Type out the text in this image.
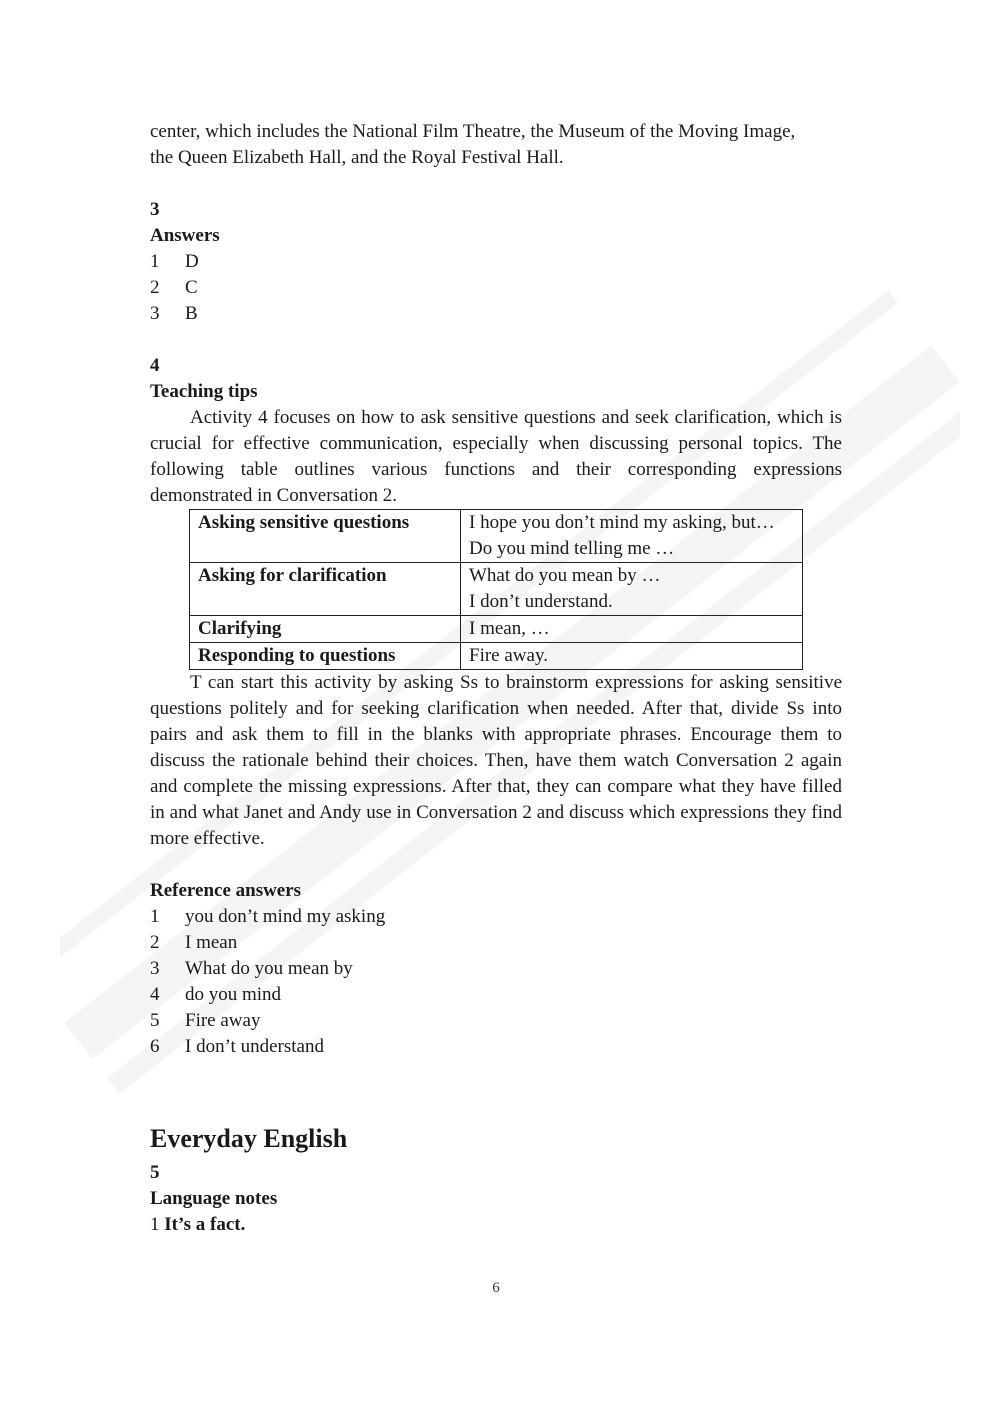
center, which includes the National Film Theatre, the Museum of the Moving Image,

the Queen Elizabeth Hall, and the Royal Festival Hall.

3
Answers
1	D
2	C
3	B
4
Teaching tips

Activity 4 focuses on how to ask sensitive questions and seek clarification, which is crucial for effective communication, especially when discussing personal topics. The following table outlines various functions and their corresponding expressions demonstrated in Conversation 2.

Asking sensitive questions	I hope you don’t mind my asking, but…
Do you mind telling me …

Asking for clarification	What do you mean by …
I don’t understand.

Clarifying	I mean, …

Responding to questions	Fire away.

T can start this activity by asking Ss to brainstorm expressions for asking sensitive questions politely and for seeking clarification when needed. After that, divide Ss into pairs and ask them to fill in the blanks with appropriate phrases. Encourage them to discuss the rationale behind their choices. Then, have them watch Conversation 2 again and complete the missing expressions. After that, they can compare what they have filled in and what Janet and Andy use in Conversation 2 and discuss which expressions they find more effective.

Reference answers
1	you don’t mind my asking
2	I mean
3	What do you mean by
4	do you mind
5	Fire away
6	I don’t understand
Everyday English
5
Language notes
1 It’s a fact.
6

--------------------------------

▸ **DESCRIPTION OF THE TASK**: From the records given above, reproduce all text exactly and exclude each picture.

▸ **THE SOLUTION**:
Type out the text in this image.
center, which includes the National Film Theatre, the Museum of the Moving Image,

the Queen Elizabeth Hall, and the Royal Festival Hall.

3
Answers
1	D
2	C
3	B
4
Teaching tips

Activity 4 focuses on how to ask sensitive questions and seek clarification, which is crucial for effective communication, especially when discussing personal topics. The following table outlines various functions and their corresponding expressions demonstrated in Conversation 2.

Asking sensitive questions	I hope you don’t mind my asking, but…
Do you mind telling me …

Asking for clarification	What do you mean by …
I don’t understand.

Clarifying	I mean, …

Responding to questions	Fire away.

T can start this activity by asking Ss to brainstorm expressions for asking sensitive questions politely and for seeking clarification when needed. After that, divide Ss into pairs and ask them to fill in the blanks with appropriate phrases. Encourage them to discuss the rationale behind their choices. Then, have them watch Conversation 2 again and complete the missing expressions. After that, they can compare what they have filled in and what Janet and Andy use in Conversation 2 and discuss which expressions they find more effective.

Reference answers
1	you don’t mind my asking
2	I mean
3	What do you mean by
4	do you mind
5	Fire away
6	I don’t understand
Everyday English
5
Language notes
1 It’s a fact.
6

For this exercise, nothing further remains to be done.